GIVEN INSTRUCTION =>
Answer these questions using the key-value stores article.
1. Who wrote Moneta?
2. What does CouchDB use as its query language?
3. Which library is CouchRest based on?

Key-Value Stores in Ruby: The Wrap Up »
Created at: 17.11.2009 20:00, source: Engine Yard Blog, tagged: Technology couchdb javascript key-value stores mongodb ruby s3
This last article in our key-value series will briefly cover a few interesting topics that could each have had full articles of their own. This means that if they seem interesting to you, follow the links that I provide to get more information on them. Lastly, I’ll wrap up by introducing Moneta, written by Yehuda Katz, which provides a unified API for a wide variety of different Key-Value Stores. If you want to write code that allows the user to choose the store to use, you’ll want to pay attention to Moneta.
The difficult part of discussing Key-Value Stores stores today is that it’s a product area seeing rapid development and constant evolution. There are more interesting stores and libraries available than can easily be covered, even in a series like this. I could probably be writing posts every two weeks into next year without running out of subjects. So, alas, many things must be left undiscussed or underdiscussed. But let’s move on to the topics we can cover…
CouchDB
The first great Key-Value Store that isn’t going to get its own article is CouchDB. Apache’s CouchDB is a document-oriented database, like MongoDB. It, however, exposes a RESTful JSON based API that you address with a built in HTTP interface. Like MongoDB, it offers a schema free data store. CouchDB offers solid, built-in replication, and uses JavaScript as its query language. It is a powerful tool.
There are several Ruby libraries which can be used to facilitate using CouchDB. In the examples below, I have used CouchRest, which is based on CouchDB’s own couch.js library:
require 'rubygems'
require 'couchrest'
require 'yaml'
DBH = CouchRest.database!('exercise-log')

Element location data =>
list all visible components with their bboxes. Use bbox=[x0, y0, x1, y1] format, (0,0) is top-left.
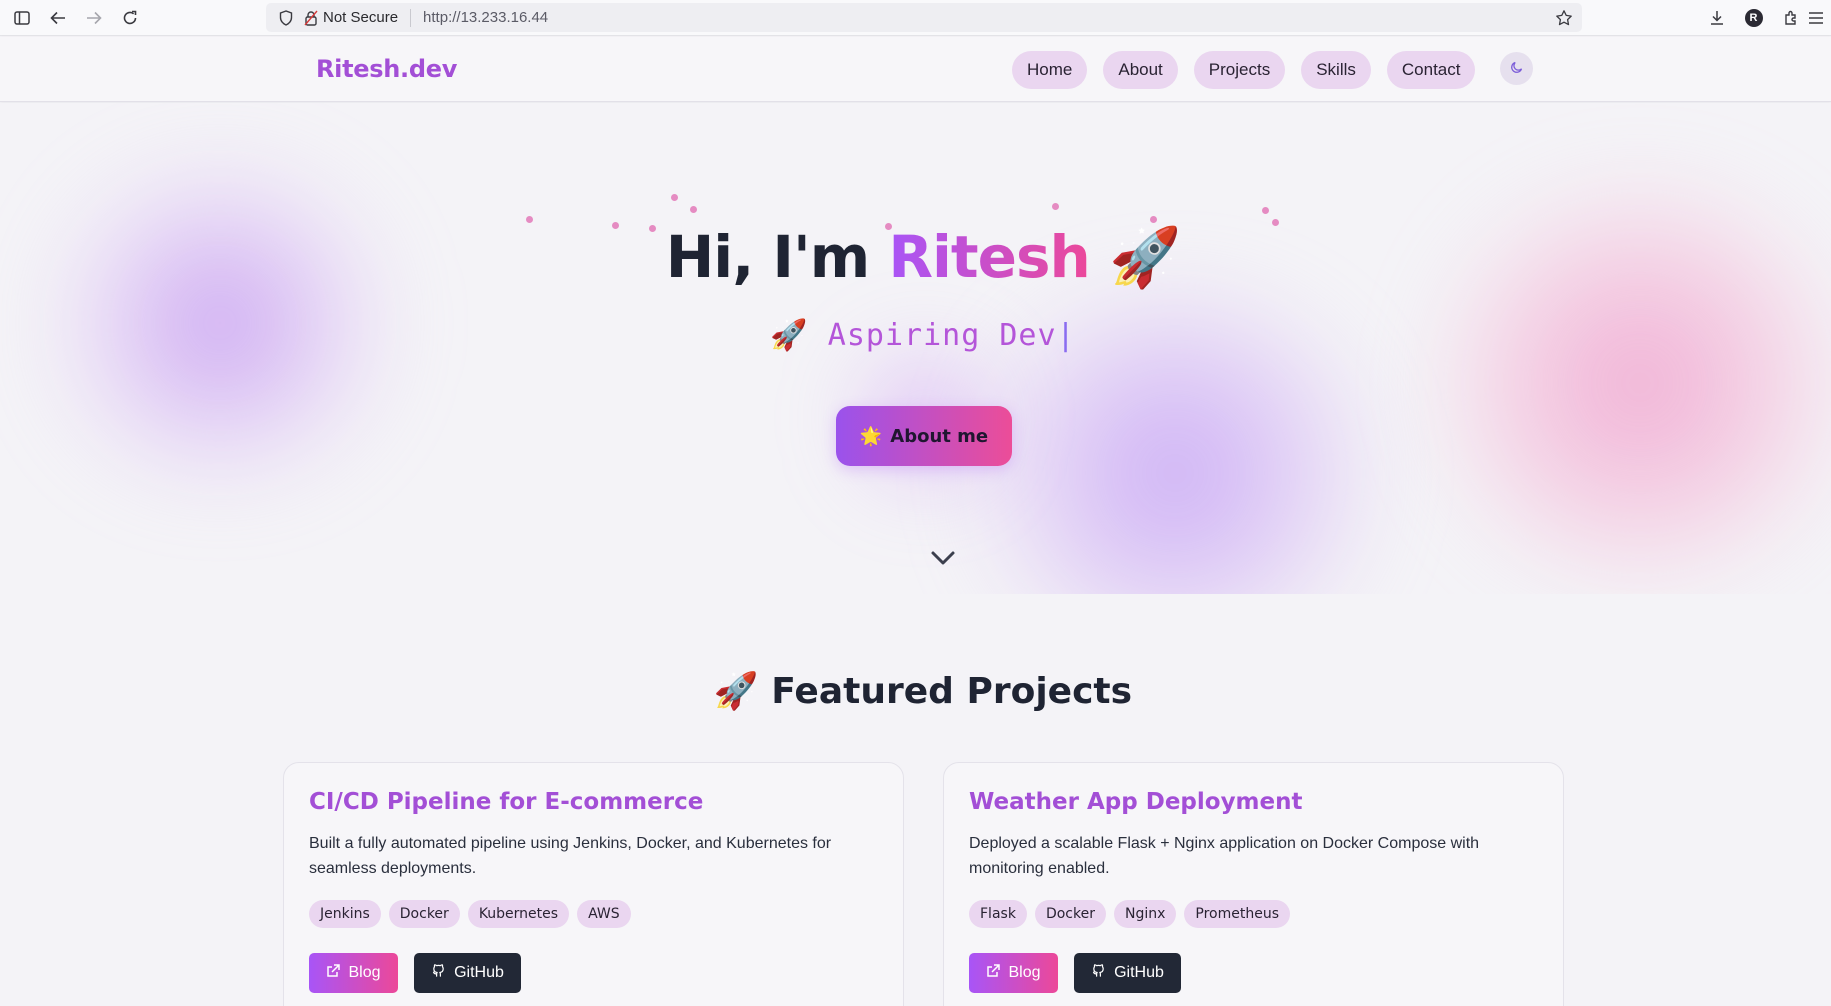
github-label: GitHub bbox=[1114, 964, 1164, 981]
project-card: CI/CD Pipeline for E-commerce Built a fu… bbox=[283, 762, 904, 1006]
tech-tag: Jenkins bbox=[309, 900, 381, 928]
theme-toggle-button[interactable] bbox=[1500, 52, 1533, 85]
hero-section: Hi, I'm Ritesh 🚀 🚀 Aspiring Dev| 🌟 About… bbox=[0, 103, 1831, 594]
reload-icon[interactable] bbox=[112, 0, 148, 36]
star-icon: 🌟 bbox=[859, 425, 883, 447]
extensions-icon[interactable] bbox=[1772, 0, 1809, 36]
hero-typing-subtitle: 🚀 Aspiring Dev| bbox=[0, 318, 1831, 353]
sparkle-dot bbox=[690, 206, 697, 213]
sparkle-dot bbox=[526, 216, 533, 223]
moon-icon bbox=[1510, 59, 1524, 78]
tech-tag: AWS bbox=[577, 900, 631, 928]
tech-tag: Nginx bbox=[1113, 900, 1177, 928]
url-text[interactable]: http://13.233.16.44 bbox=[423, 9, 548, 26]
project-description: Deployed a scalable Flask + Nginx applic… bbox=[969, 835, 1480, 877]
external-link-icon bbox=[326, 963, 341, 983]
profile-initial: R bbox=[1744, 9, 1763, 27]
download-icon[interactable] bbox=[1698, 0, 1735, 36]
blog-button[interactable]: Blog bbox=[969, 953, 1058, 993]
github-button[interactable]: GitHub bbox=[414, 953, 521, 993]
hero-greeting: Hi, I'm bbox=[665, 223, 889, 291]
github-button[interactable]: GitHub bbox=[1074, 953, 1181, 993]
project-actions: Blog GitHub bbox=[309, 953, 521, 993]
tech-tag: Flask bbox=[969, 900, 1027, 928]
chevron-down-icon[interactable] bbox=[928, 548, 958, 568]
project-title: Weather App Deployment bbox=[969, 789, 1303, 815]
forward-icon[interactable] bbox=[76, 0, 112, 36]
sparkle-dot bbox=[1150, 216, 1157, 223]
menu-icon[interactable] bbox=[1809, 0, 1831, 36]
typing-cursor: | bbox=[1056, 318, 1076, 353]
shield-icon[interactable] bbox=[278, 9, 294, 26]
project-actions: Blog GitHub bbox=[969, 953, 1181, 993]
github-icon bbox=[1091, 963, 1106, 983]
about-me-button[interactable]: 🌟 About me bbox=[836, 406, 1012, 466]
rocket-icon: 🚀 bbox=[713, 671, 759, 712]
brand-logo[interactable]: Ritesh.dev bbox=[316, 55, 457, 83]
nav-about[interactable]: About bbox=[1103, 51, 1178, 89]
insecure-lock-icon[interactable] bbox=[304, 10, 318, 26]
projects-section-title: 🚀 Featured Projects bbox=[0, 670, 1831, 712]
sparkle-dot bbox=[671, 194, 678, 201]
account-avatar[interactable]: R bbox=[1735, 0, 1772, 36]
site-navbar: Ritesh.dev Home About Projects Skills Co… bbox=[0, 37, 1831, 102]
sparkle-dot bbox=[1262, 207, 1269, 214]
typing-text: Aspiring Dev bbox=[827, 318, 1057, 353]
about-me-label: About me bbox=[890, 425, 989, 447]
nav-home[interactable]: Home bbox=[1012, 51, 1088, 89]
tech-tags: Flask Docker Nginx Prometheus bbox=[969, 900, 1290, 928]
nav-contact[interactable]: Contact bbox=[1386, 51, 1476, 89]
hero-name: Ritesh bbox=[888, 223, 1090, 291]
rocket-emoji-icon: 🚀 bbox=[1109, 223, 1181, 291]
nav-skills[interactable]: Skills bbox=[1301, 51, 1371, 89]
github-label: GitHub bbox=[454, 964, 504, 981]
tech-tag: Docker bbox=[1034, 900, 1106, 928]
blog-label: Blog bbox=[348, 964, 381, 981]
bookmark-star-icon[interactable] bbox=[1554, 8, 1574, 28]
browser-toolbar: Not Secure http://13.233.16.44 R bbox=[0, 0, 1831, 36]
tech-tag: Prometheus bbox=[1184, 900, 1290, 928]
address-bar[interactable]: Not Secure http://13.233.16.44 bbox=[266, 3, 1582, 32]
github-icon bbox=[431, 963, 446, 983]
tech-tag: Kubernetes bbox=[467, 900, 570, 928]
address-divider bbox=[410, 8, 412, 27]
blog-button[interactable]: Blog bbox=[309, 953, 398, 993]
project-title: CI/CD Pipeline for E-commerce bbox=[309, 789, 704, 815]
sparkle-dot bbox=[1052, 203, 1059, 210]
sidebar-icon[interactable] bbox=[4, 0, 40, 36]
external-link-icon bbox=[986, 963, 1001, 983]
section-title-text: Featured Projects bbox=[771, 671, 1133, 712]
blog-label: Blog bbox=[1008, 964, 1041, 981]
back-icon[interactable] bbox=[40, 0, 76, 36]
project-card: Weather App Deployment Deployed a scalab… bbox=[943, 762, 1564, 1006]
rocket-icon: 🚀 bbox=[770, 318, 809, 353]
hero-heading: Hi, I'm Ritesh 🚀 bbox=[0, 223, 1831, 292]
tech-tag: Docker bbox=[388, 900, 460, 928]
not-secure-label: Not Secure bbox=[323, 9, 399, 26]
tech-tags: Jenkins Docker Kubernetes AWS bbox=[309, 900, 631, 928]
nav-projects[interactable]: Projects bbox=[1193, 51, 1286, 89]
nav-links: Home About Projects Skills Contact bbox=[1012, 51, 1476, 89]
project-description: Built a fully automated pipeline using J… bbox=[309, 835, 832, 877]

THE RESULT =>
1. Yehuda Katz
2. JavaScript
3. CouchDB's own couch.js library